Exercise inputs
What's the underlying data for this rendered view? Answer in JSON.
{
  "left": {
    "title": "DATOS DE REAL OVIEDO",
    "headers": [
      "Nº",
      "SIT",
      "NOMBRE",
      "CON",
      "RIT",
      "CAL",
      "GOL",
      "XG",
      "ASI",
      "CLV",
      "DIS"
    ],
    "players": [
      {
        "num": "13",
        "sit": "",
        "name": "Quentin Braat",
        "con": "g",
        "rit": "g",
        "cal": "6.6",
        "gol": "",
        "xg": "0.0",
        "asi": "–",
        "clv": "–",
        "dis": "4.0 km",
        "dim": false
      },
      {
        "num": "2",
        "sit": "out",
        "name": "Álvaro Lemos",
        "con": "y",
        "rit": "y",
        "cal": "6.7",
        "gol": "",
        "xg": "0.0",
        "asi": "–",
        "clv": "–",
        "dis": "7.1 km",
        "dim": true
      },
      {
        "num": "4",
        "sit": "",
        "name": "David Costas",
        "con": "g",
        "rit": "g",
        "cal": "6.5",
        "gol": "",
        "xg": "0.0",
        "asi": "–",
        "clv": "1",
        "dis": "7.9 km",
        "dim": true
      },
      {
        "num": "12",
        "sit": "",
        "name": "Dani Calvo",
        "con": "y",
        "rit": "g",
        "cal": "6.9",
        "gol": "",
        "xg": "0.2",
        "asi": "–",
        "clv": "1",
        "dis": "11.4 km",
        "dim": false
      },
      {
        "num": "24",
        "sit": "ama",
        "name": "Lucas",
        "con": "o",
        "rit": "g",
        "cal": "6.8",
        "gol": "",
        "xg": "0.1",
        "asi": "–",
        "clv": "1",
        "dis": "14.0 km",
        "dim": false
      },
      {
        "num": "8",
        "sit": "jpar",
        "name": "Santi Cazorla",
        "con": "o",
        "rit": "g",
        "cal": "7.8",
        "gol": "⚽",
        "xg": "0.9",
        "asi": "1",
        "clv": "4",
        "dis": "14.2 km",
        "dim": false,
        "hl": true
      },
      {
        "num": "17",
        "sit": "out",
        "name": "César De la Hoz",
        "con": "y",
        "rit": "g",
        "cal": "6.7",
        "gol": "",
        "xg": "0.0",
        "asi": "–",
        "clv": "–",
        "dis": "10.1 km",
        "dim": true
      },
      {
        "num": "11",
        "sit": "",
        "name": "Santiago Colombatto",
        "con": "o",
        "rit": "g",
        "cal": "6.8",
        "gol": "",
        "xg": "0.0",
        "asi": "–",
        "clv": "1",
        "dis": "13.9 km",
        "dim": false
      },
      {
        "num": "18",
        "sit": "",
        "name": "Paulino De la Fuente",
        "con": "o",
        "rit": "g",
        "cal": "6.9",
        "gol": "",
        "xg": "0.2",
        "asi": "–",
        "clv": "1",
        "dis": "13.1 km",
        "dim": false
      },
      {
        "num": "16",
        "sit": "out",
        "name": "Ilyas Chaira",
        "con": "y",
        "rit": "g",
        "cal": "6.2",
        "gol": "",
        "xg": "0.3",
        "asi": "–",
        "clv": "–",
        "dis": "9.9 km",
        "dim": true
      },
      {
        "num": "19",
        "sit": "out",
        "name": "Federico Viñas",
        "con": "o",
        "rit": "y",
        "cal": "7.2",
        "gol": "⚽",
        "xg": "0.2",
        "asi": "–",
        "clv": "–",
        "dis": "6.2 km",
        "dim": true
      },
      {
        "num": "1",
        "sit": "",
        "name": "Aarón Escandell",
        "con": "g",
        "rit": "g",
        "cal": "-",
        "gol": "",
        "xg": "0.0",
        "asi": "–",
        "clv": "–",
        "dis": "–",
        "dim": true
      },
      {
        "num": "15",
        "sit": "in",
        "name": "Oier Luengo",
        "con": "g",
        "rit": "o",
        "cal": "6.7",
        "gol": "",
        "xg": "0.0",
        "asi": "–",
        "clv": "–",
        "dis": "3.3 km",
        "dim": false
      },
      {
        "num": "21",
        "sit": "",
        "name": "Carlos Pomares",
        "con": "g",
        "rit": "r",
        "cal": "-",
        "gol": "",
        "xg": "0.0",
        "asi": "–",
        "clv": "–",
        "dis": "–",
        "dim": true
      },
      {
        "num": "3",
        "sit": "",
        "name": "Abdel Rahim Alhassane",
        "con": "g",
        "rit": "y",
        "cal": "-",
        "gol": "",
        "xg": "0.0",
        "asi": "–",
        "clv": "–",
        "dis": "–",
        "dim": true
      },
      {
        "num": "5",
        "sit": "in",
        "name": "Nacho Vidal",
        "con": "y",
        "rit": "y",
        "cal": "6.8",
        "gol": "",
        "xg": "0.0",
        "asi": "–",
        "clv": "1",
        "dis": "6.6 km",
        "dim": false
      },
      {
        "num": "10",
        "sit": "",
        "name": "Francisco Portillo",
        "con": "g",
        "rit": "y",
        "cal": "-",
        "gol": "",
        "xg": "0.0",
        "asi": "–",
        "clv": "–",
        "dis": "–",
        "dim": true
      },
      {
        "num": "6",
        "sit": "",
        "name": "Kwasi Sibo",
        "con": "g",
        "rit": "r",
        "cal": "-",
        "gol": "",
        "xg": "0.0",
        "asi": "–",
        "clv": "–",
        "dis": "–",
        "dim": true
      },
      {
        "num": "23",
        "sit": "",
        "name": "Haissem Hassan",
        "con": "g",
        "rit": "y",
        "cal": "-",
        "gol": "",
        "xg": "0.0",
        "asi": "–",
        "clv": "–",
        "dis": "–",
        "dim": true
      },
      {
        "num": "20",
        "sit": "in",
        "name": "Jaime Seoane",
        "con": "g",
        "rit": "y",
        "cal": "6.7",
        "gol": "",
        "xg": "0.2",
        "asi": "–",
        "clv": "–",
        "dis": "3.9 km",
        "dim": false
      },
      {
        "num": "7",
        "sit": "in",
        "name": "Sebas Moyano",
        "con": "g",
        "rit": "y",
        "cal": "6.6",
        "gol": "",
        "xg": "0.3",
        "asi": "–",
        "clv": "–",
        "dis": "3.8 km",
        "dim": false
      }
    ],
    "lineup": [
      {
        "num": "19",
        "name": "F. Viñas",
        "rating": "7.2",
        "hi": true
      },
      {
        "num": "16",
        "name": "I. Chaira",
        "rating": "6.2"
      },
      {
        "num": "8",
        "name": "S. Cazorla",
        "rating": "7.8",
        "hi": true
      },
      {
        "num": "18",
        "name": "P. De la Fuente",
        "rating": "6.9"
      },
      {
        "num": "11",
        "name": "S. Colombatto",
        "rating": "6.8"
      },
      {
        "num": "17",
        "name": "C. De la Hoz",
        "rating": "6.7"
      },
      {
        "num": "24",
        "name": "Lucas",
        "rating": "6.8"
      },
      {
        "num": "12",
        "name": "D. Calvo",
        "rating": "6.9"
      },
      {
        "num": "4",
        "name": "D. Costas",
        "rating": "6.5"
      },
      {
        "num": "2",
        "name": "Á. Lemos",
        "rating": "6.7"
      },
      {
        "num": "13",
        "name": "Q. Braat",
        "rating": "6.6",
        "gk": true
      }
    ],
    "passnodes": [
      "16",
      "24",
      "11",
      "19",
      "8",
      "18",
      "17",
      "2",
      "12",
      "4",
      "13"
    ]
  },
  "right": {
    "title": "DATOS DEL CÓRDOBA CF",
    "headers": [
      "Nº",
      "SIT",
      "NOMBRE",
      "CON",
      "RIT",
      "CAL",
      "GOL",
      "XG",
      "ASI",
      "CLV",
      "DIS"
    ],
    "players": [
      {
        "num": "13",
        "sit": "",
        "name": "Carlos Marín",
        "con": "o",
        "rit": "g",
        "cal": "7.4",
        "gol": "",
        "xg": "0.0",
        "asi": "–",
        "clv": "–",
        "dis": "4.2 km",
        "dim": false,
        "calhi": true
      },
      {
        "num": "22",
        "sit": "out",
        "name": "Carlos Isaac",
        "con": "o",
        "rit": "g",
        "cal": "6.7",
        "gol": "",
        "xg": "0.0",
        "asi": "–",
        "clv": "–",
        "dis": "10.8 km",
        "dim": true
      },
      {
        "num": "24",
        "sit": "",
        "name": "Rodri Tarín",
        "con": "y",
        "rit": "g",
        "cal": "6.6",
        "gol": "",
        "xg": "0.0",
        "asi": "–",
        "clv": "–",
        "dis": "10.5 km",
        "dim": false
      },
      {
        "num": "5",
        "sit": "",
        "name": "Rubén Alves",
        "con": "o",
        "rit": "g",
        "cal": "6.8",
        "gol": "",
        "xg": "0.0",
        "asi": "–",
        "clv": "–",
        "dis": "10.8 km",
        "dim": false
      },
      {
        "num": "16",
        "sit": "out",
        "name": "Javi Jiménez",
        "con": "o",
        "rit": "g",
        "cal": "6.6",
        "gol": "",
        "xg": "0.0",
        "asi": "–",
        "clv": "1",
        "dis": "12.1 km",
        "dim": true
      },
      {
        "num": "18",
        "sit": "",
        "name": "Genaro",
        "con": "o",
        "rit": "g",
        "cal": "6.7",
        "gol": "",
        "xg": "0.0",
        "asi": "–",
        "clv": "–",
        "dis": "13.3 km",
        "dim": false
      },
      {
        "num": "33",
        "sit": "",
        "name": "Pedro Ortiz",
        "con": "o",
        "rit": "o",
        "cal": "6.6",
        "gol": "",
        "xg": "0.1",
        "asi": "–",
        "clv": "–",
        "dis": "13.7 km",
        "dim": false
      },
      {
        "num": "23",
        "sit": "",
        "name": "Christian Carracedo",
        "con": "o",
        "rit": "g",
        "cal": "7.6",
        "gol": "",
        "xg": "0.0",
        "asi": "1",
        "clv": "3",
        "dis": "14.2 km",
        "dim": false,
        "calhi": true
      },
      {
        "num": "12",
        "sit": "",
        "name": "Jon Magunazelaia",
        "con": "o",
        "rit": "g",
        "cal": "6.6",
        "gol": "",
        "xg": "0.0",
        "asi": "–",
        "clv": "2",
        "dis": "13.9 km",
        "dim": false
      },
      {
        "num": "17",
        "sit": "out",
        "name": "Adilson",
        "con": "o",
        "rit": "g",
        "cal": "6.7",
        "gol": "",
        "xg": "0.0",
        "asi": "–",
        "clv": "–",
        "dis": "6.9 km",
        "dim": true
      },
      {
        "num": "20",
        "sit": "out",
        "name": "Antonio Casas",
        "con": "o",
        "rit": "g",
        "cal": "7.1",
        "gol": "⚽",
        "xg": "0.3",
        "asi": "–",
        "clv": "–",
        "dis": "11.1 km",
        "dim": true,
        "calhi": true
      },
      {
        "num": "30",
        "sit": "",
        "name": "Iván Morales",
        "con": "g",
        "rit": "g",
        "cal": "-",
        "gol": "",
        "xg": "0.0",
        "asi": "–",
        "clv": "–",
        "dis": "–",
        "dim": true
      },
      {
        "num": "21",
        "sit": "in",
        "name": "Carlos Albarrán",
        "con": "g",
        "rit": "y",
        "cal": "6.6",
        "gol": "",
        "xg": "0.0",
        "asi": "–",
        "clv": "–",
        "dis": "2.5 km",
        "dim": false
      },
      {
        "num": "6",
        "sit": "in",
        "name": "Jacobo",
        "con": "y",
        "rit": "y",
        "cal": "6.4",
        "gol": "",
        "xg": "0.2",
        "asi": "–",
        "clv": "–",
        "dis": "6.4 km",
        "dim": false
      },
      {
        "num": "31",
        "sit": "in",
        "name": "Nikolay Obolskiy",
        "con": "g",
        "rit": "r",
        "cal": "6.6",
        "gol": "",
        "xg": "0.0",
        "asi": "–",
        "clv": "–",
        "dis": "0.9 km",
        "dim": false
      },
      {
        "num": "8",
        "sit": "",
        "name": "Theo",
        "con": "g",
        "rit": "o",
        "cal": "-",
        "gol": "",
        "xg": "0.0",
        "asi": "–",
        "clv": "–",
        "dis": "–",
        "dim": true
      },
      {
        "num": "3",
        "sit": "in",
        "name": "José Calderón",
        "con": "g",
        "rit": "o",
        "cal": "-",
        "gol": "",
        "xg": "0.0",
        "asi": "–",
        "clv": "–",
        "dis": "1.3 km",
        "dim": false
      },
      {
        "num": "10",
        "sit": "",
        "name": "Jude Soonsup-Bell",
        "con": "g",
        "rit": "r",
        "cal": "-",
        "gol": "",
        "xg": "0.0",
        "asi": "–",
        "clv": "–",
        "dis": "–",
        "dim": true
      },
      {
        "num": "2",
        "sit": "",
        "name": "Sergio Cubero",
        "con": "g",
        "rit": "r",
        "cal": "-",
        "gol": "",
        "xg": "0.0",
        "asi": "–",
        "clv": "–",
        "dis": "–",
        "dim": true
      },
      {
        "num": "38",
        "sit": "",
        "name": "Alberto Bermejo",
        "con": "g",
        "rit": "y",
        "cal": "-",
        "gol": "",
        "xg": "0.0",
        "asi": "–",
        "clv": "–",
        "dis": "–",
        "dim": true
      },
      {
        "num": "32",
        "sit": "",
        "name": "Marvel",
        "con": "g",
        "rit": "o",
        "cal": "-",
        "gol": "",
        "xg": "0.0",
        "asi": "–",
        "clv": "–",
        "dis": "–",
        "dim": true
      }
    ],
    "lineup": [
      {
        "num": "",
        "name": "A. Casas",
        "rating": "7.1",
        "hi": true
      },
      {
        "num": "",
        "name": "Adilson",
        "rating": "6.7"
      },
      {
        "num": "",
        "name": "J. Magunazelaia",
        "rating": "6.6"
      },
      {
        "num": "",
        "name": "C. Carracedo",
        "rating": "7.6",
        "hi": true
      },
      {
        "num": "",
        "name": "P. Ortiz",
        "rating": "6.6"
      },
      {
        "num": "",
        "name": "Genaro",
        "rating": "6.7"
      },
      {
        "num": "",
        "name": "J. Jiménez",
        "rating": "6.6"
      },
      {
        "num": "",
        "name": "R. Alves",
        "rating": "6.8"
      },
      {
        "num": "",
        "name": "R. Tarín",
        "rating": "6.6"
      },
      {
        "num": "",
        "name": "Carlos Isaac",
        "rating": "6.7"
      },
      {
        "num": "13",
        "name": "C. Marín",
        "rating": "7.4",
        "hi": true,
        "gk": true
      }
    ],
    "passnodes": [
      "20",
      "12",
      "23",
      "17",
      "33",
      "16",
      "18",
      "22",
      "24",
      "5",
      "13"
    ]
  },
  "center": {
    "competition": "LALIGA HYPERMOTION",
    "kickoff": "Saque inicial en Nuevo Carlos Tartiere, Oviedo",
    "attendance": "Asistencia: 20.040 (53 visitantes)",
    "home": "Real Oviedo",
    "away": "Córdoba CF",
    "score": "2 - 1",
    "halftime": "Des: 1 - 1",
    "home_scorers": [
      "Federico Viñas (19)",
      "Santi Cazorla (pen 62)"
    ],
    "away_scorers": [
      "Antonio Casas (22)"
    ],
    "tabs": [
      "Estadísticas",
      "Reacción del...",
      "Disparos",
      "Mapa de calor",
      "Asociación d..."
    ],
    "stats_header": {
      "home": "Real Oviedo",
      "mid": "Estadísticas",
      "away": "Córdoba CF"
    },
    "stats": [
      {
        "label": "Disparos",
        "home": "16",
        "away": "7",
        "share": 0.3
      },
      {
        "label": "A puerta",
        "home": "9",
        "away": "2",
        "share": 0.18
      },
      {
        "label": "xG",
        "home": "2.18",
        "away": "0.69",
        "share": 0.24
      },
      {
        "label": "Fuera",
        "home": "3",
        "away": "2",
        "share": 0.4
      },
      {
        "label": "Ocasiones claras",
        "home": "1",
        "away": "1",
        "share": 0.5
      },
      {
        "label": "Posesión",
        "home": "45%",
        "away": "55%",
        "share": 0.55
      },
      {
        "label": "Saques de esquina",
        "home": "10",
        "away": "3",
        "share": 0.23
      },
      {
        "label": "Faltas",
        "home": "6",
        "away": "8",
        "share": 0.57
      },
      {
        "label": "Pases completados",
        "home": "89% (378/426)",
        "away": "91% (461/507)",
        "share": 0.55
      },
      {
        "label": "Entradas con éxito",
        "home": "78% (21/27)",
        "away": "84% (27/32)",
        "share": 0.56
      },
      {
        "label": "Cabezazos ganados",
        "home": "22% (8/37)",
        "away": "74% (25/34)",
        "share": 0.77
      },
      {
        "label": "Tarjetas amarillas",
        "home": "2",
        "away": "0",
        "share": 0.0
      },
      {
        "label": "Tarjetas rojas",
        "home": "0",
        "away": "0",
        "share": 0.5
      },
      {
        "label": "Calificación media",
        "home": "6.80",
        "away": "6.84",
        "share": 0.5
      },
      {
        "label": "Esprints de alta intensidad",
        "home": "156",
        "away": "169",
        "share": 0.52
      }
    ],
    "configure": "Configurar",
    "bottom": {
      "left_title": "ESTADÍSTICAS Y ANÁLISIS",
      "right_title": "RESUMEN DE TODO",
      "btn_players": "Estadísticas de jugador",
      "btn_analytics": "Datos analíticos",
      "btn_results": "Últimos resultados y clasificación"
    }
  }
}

Short problem
Find the lines containing "Viñas" and pull them out.

Result for this task
        "name": "Federico Viñas",
        "name": "F. Viñas",
      "Federico Viñas (19)",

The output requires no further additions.